- [INSTRUCTIONS FOR THE TASK] From the entries below, copy every line where the string "used" appears.

- [MATERIAL FOR THIS TASK]
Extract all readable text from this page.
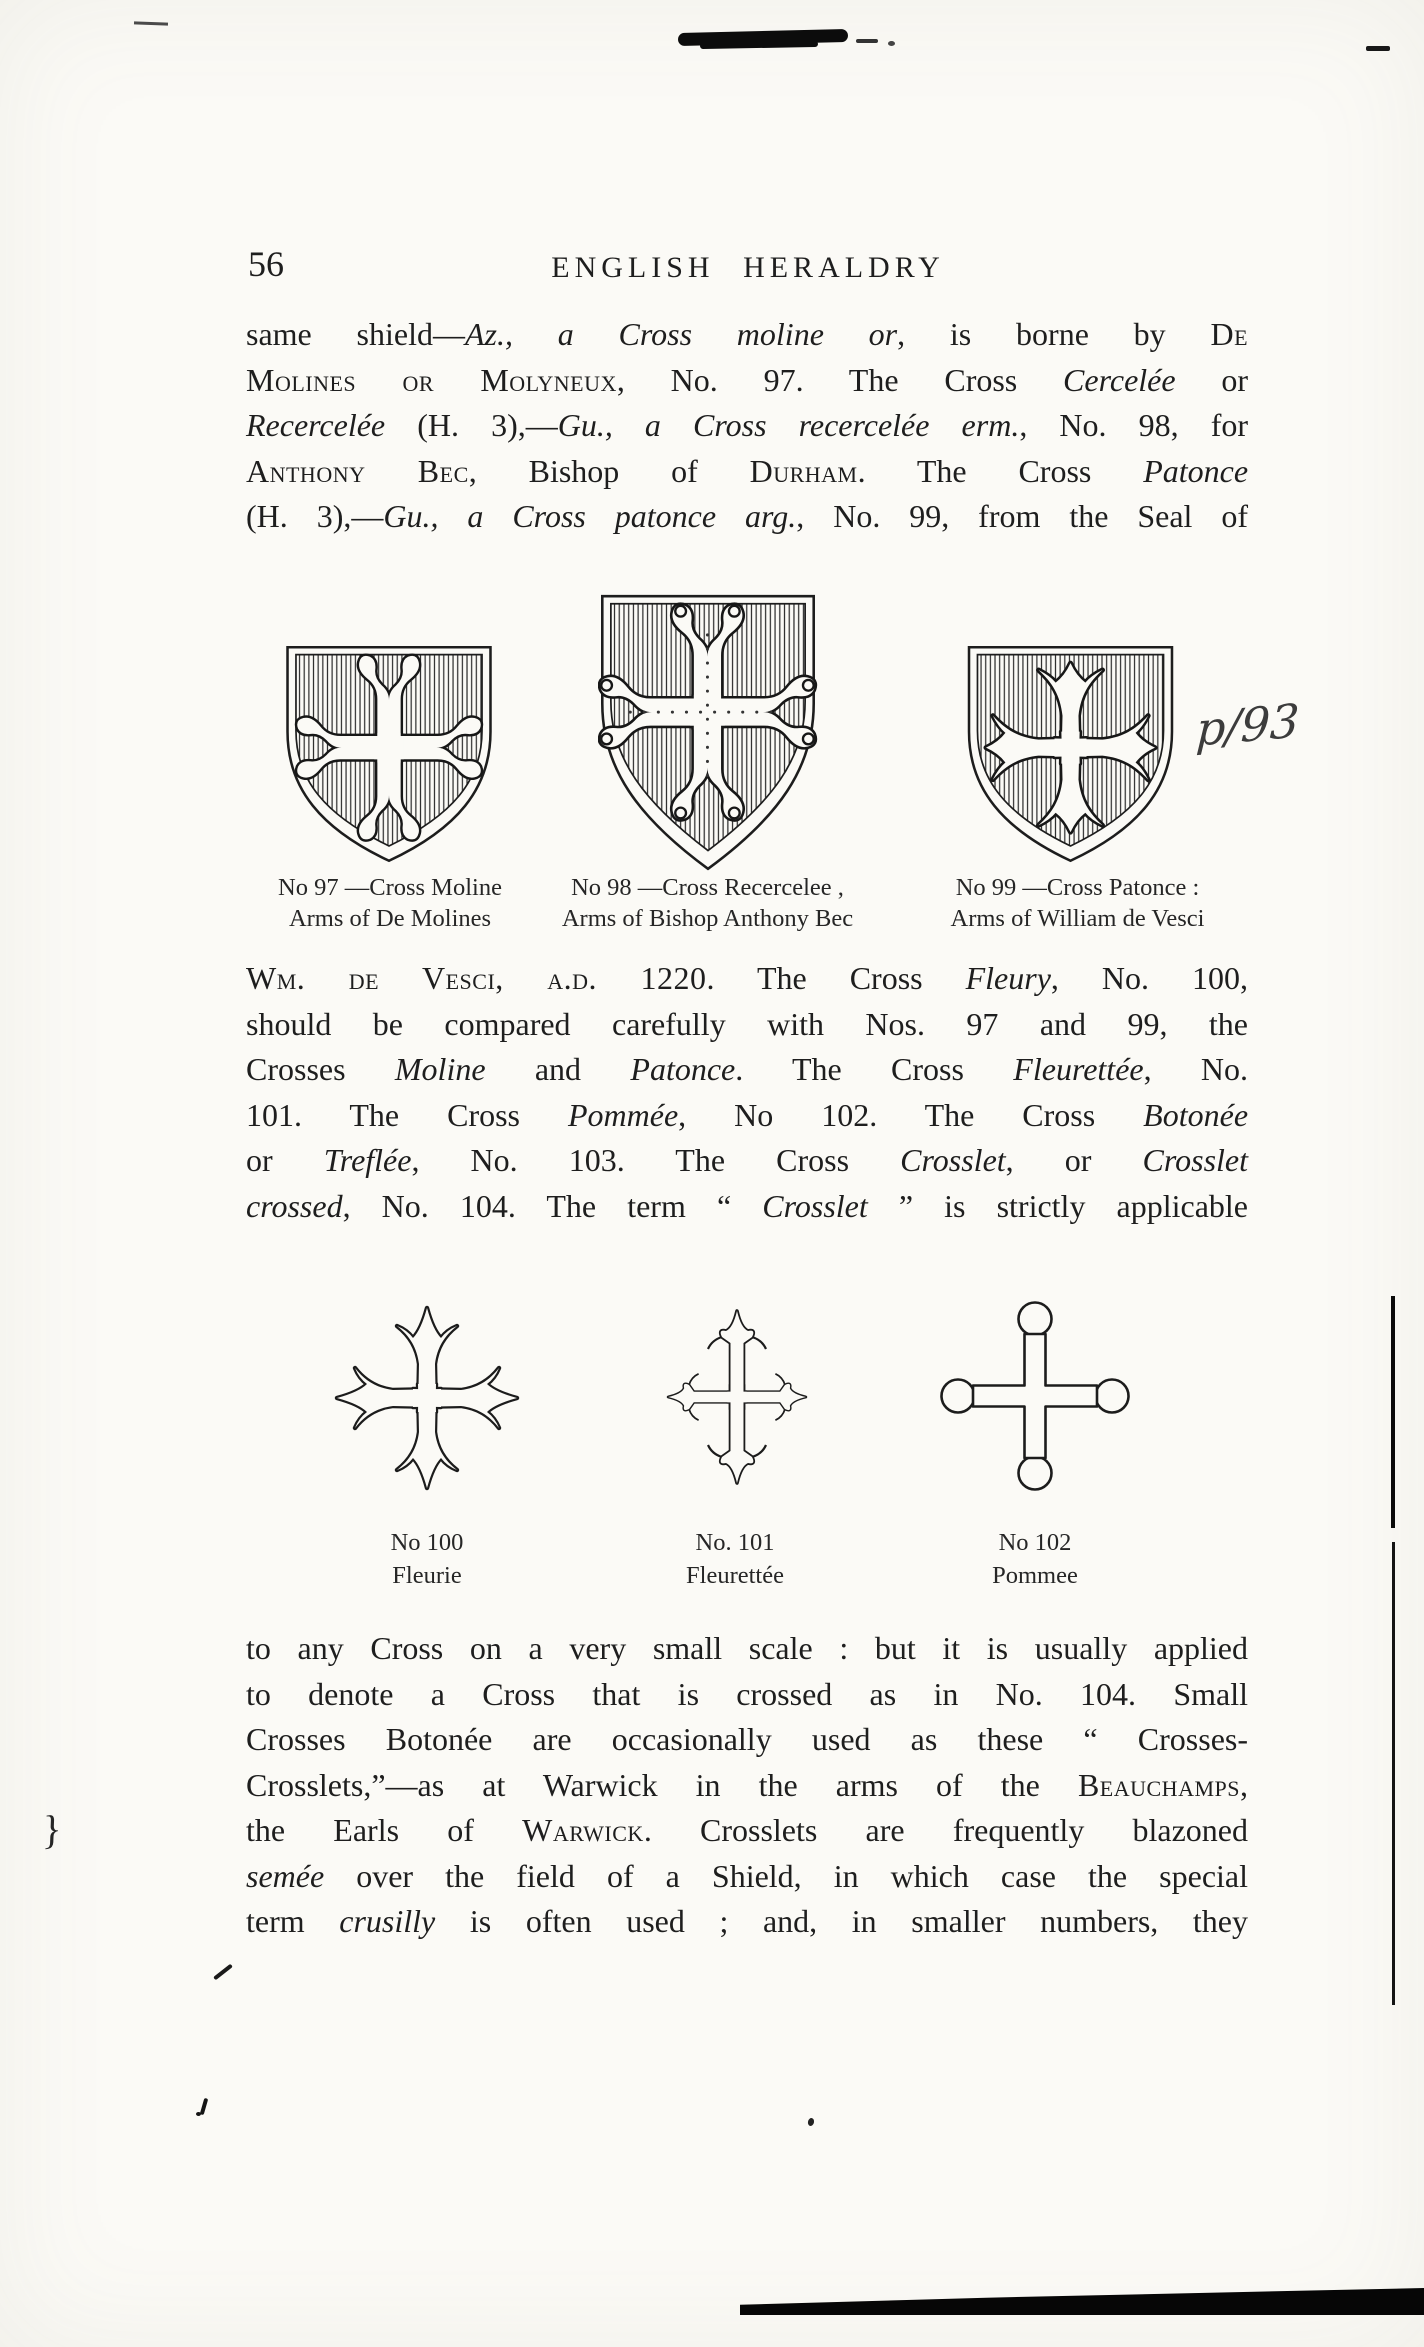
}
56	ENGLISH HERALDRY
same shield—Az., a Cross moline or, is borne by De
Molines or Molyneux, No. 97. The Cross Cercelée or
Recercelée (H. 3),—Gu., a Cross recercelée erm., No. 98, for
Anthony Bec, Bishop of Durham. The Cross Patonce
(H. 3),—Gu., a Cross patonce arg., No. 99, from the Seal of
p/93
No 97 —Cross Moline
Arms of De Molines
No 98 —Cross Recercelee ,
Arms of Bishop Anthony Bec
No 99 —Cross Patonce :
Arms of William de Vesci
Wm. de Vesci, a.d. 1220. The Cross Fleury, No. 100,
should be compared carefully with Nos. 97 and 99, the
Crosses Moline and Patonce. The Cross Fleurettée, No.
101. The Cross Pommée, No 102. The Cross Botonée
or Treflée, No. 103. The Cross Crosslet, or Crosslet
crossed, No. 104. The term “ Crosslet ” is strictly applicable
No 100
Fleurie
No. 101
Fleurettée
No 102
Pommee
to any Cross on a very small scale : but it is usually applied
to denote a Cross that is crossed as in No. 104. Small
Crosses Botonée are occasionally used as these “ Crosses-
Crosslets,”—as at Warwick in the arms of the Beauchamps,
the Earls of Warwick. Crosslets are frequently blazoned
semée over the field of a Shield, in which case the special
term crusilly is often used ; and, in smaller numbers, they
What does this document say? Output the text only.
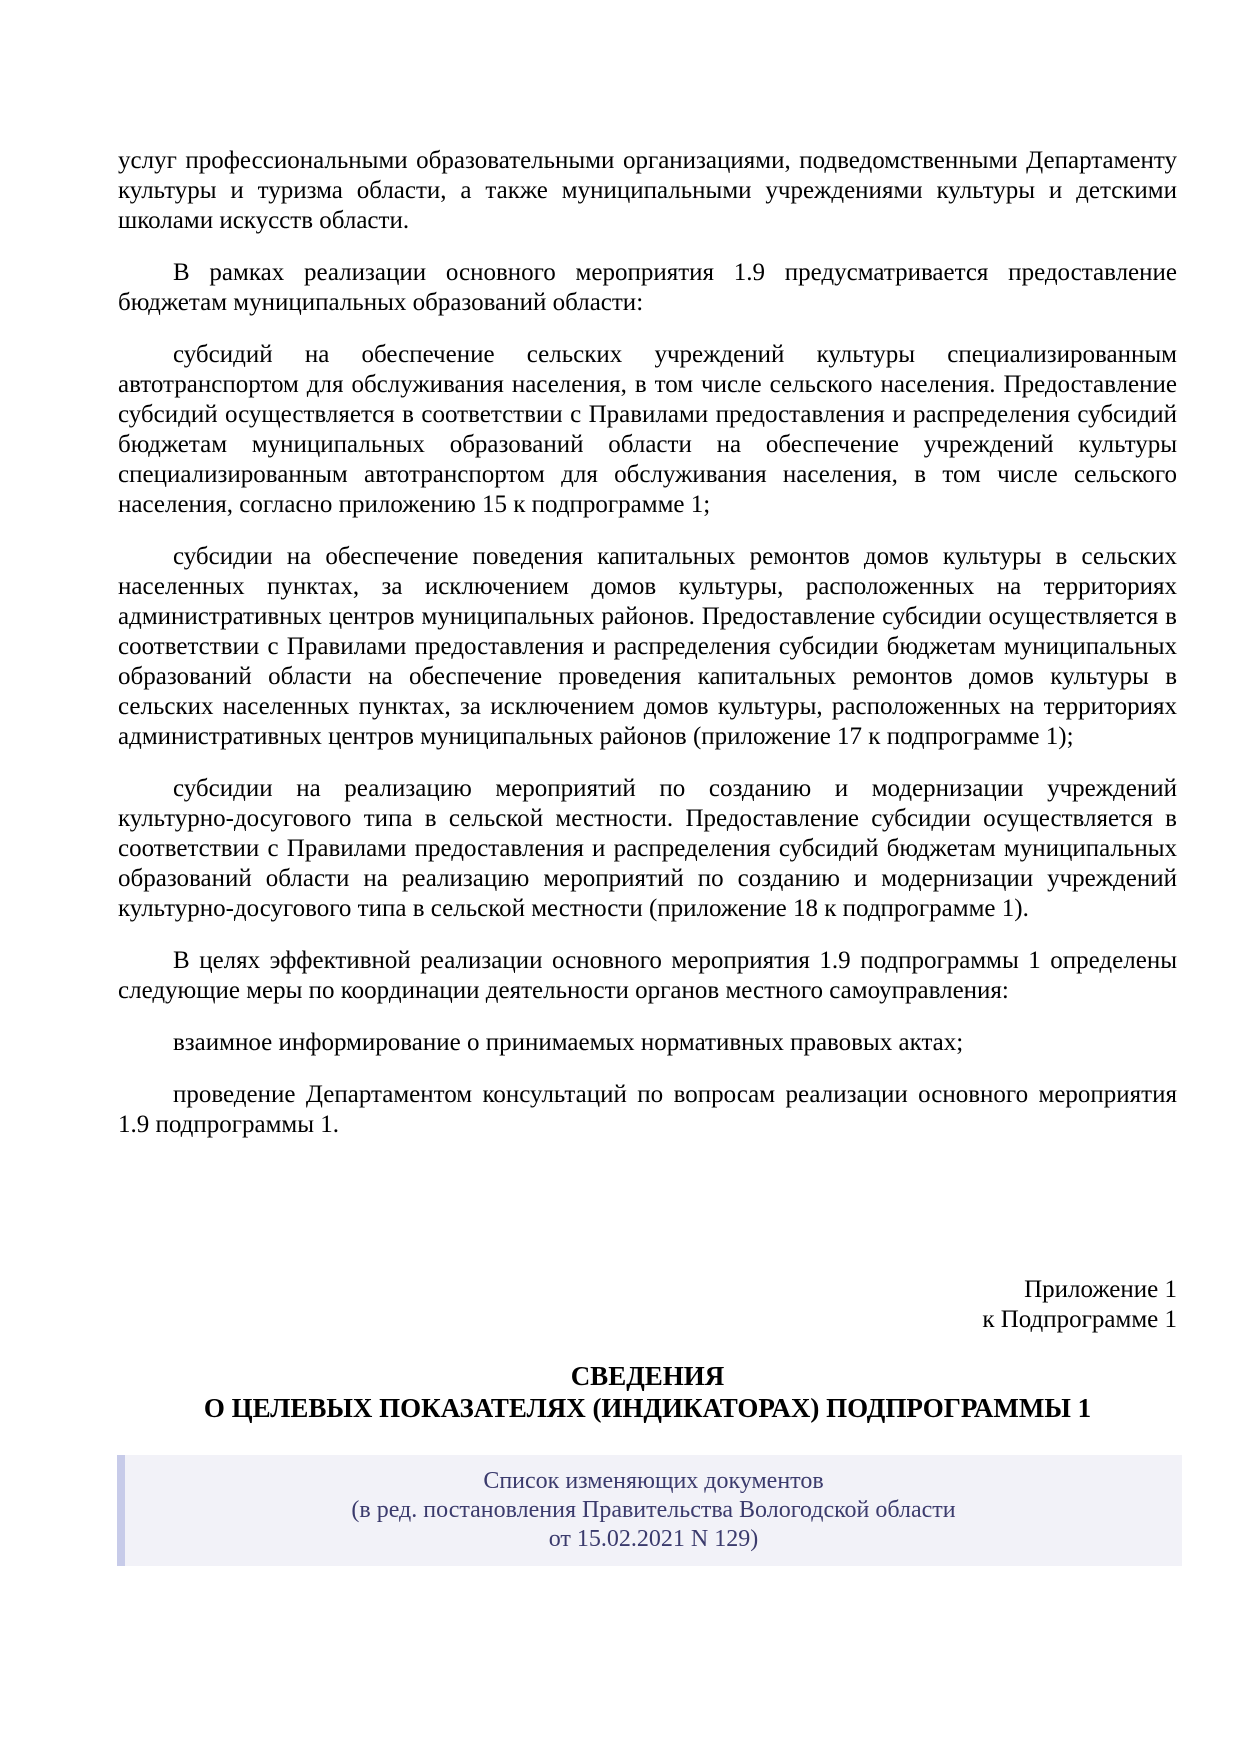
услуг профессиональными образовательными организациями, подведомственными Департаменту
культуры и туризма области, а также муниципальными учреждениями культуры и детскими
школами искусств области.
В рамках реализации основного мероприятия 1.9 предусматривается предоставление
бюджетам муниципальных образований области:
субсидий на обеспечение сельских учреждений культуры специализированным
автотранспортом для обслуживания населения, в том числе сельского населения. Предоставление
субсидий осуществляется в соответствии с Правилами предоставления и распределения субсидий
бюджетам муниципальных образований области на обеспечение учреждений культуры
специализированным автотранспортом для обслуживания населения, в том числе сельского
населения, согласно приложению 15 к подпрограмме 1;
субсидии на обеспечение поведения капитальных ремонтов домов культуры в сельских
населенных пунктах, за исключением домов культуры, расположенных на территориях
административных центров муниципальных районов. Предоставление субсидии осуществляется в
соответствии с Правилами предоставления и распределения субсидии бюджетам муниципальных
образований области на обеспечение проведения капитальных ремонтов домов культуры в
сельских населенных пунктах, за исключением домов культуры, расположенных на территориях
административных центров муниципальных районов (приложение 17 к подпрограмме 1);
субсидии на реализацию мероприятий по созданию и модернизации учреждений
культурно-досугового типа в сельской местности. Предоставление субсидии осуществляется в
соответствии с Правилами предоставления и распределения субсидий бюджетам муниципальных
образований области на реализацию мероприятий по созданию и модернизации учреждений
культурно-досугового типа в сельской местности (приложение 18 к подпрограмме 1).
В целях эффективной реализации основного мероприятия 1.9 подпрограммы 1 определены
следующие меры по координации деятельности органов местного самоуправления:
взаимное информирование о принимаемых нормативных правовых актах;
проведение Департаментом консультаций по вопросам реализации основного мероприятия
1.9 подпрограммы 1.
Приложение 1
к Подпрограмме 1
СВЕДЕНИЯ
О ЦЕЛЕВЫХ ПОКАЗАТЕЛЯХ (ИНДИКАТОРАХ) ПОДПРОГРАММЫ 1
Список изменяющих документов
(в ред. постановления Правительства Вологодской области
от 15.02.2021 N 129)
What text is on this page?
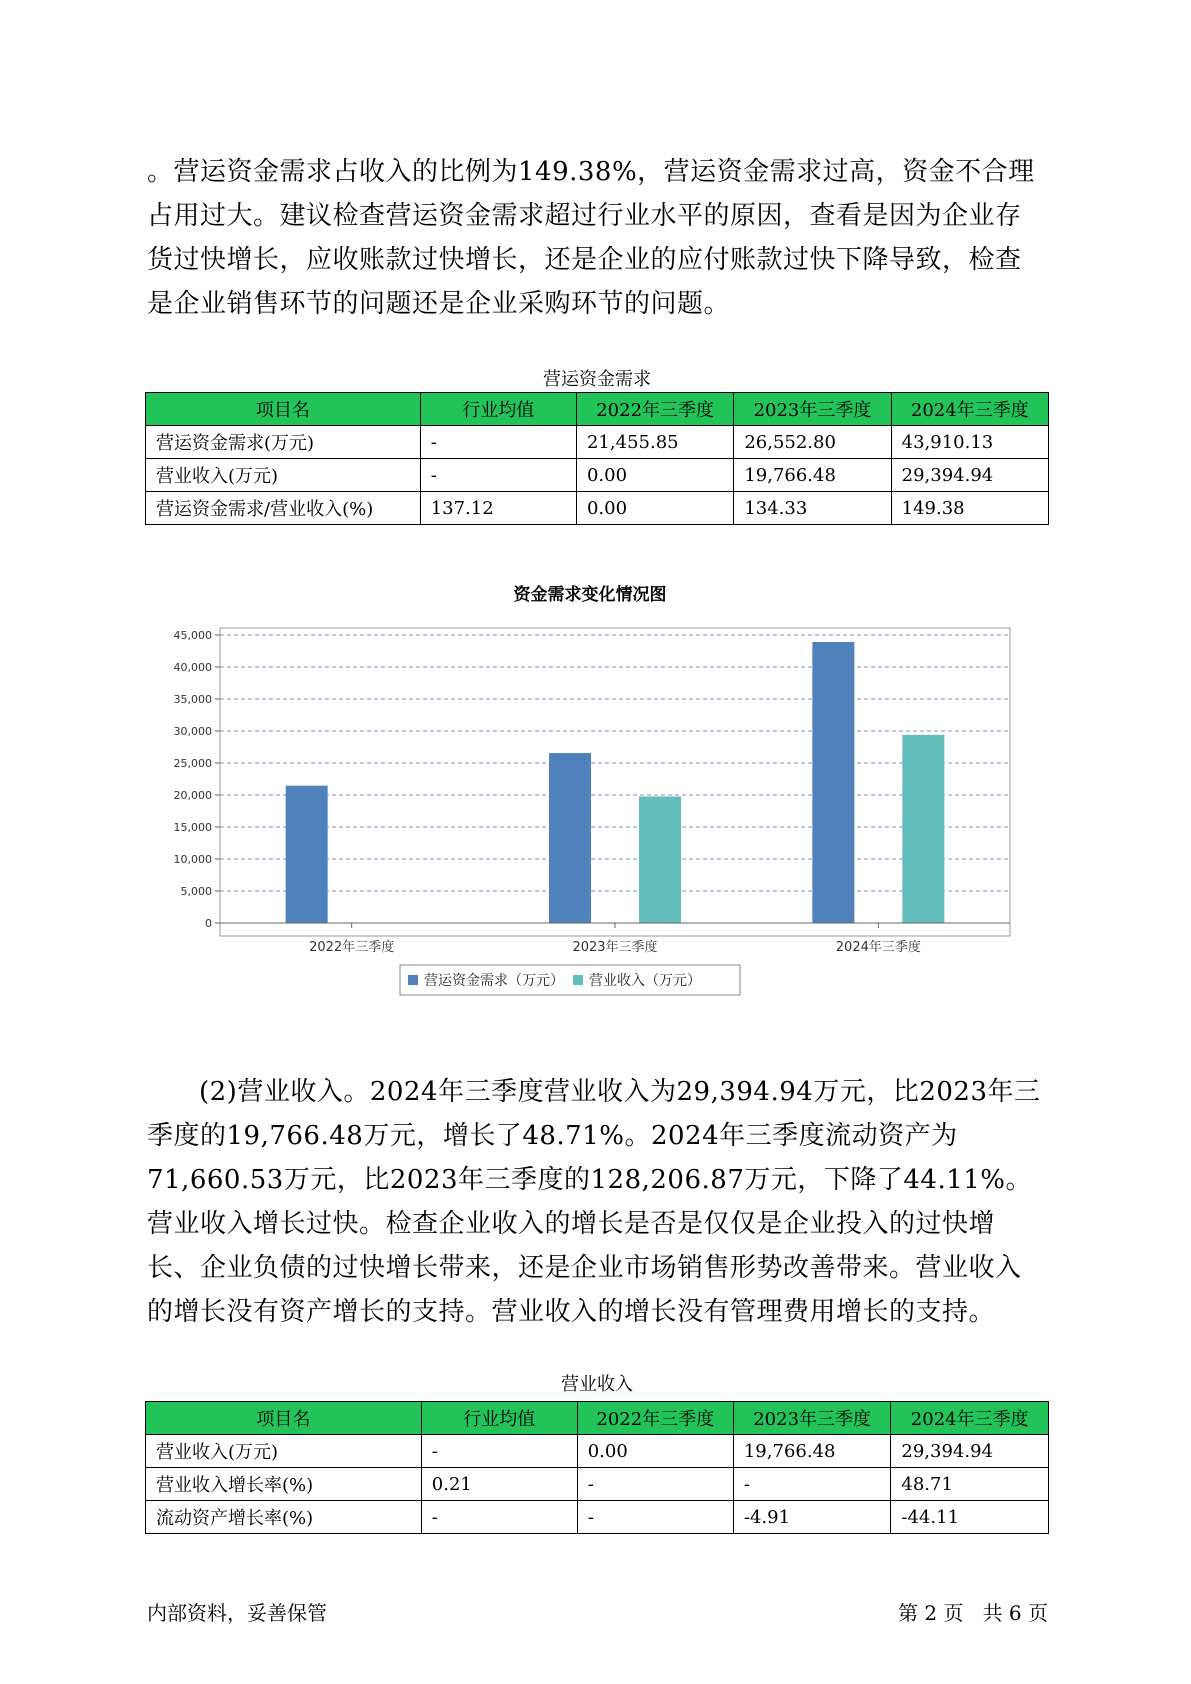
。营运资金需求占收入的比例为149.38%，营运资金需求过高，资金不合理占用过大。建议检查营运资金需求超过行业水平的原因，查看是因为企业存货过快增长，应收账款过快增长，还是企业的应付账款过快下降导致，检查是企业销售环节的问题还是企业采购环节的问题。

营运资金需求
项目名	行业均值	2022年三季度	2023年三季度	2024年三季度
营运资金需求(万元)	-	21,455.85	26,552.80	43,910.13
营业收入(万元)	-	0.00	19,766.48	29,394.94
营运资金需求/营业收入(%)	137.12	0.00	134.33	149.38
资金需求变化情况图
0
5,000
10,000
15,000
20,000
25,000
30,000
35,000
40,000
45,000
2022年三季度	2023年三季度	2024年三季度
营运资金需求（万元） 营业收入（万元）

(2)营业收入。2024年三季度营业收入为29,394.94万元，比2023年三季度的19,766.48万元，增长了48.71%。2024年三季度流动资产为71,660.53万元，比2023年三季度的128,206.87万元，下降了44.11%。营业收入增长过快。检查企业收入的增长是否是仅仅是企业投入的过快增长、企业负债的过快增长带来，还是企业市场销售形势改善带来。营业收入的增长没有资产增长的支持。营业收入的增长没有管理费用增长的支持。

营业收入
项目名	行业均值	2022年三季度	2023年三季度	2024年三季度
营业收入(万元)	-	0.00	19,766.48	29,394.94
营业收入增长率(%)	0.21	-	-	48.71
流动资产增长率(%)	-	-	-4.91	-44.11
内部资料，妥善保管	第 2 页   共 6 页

- [TASK OUTPUT]
Crosses Botonée are occasionally used as these “ Crosses-
term crusilly is often used ; and, in smaller numbers, they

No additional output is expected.